##### Records for the task

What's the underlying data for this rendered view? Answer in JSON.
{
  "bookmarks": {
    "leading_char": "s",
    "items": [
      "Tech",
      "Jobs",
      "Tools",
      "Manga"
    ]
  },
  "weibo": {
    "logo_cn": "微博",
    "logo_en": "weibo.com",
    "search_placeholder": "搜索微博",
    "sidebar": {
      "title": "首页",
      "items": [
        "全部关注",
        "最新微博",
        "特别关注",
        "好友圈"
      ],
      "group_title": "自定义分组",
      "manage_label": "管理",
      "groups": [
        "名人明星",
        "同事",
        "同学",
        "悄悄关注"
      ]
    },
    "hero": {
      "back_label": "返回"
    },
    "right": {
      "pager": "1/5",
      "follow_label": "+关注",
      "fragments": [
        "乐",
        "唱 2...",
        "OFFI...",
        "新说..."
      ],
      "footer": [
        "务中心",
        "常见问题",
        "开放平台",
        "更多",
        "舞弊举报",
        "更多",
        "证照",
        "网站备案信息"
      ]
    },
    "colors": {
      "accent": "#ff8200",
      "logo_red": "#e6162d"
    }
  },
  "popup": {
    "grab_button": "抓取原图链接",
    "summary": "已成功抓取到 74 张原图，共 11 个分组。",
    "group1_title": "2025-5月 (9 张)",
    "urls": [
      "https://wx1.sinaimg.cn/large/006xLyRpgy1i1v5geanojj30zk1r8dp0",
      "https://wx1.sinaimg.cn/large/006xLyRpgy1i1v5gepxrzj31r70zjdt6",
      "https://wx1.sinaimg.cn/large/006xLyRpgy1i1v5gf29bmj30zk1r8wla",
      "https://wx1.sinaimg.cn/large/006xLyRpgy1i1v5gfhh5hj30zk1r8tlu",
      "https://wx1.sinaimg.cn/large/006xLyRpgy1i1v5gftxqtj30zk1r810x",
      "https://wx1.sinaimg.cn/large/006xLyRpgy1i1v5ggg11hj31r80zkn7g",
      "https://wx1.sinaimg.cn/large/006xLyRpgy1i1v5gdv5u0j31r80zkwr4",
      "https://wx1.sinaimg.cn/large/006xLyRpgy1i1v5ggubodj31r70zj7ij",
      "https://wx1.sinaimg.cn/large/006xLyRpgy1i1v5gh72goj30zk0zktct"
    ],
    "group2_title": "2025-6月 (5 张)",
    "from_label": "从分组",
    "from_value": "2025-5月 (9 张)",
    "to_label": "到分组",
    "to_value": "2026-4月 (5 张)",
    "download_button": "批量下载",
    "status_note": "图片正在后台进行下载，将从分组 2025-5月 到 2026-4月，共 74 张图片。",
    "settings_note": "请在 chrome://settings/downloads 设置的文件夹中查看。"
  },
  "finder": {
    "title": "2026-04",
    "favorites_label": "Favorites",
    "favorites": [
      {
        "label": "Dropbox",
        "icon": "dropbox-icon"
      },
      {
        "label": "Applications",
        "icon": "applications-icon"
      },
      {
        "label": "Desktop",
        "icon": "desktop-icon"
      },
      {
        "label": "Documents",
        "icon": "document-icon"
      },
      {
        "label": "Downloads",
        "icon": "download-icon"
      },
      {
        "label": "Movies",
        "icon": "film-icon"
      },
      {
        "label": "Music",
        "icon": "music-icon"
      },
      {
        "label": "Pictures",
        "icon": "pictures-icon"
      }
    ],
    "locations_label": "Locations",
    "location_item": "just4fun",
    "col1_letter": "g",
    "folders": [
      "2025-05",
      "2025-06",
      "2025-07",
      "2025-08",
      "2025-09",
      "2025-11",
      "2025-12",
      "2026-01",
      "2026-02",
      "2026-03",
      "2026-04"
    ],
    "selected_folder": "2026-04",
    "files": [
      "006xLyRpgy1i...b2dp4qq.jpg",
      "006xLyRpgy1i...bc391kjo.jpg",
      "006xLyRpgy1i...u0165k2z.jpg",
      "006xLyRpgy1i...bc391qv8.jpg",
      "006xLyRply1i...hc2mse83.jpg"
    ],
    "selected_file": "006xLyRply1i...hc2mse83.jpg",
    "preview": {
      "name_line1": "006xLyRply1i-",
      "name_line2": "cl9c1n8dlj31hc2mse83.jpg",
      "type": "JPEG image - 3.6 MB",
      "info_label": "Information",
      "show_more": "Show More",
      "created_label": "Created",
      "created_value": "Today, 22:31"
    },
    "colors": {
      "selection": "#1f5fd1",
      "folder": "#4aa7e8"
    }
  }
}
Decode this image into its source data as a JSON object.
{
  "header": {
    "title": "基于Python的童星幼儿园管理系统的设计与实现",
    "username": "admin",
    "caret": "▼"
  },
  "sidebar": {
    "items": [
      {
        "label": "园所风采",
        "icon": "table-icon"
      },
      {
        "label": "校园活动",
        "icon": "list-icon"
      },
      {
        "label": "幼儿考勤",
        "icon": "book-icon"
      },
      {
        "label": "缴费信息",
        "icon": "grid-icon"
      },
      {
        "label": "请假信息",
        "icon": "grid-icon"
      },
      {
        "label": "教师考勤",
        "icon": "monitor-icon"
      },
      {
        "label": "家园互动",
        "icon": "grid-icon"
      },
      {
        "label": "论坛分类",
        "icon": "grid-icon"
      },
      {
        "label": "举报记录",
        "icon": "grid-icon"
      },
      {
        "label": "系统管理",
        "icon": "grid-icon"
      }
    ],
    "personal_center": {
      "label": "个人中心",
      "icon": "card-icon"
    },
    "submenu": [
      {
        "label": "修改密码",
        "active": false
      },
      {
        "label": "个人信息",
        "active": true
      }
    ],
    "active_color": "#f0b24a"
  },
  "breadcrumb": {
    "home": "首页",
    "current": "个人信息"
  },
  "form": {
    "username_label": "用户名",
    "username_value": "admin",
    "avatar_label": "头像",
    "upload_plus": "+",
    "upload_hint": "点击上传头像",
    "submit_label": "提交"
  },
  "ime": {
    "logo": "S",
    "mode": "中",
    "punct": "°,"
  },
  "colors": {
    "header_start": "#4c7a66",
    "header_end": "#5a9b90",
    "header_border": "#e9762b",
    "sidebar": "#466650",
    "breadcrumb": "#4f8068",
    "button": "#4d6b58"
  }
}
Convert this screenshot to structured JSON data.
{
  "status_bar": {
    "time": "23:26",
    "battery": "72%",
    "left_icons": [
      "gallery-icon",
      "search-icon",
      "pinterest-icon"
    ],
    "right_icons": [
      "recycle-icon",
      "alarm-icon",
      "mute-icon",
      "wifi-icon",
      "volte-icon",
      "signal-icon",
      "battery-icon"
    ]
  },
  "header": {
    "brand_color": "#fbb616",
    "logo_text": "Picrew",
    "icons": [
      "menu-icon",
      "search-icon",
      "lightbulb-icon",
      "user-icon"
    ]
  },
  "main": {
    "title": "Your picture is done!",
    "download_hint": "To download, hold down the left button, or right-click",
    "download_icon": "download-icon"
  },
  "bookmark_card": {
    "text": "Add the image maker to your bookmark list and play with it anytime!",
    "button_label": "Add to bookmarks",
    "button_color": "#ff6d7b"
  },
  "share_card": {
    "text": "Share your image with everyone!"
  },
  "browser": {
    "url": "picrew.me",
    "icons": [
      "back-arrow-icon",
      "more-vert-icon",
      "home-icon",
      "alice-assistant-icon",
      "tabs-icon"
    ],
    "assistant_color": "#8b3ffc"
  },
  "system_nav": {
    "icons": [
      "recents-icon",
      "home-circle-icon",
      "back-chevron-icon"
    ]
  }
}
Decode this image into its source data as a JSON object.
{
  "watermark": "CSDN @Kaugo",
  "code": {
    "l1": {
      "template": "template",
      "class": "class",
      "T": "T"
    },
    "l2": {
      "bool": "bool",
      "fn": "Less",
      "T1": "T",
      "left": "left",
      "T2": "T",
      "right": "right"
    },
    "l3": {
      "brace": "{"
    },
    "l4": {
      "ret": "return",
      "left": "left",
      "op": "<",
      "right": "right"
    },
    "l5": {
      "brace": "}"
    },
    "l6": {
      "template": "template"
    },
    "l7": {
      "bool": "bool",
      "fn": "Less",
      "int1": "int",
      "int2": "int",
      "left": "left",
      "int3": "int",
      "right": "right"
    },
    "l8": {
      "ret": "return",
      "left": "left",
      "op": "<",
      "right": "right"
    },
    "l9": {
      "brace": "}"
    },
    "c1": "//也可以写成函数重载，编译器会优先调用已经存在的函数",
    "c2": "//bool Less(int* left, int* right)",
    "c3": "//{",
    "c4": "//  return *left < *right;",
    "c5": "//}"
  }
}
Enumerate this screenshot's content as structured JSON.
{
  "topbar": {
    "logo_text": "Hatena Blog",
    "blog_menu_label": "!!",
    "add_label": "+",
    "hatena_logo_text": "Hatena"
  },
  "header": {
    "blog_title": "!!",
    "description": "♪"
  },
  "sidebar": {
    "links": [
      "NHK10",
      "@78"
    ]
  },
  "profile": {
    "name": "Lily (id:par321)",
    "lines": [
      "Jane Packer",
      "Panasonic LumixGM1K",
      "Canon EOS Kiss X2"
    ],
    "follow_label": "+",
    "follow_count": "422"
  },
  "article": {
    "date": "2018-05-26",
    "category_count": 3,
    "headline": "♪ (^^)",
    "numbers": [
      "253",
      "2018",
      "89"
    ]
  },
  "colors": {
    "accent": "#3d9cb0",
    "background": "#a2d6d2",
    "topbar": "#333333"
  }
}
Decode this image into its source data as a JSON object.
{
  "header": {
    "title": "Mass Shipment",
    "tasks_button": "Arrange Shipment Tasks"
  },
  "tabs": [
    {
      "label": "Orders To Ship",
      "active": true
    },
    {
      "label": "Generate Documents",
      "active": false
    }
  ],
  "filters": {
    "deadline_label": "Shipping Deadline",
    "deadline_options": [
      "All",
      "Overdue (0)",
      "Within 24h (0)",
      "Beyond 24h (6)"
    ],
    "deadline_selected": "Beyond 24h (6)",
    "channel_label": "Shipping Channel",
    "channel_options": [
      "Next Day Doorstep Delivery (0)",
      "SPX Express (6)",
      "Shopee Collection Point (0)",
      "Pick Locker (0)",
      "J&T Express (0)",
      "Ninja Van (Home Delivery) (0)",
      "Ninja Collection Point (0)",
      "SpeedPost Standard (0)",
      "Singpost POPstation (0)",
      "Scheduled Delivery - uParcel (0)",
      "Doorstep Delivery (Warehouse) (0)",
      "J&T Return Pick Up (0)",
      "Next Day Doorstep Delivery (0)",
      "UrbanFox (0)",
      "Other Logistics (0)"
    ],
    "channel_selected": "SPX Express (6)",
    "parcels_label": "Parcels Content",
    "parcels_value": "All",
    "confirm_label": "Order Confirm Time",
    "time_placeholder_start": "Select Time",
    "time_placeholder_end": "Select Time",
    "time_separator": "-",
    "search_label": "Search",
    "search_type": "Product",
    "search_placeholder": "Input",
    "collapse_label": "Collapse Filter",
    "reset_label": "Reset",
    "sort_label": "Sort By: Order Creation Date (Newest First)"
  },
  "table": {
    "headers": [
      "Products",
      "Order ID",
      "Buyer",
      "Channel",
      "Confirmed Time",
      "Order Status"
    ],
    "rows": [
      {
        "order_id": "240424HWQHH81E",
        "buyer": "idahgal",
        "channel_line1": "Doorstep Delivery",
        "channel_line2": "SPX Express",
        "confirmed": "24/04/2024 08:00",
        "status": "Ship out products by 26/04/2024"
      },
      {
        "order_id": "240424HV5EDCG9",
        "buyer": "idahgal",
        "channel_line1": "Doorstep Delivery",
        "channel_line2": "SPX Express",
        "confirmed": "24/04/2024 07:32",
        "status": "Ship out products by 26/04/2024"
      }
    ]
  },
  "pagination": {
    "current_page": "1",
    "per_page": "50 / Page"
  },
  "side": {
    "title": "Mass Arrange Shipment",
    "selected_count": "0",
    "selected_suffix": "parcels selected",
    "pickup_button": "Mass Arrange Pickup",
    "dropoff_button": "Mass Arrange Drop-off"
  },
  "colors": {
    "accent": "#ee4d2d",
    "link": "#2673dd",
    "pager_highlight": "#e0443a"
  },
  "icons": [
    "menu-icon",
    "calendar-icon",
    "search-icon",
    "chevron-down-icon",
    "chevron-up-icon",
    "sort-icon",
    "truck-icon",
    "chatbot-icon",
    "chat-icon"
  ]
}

##########

**Task details**
Extract each line from the entries above that contains the string "Mass".

**Reply to the task**
    "title": "Mass Shipment",
    "title": "Mass Arrange Shipment",
    "pickup_button": "Mass Arrange Pickup",
    "dropoff_button": "Mass Arrange Drop-off"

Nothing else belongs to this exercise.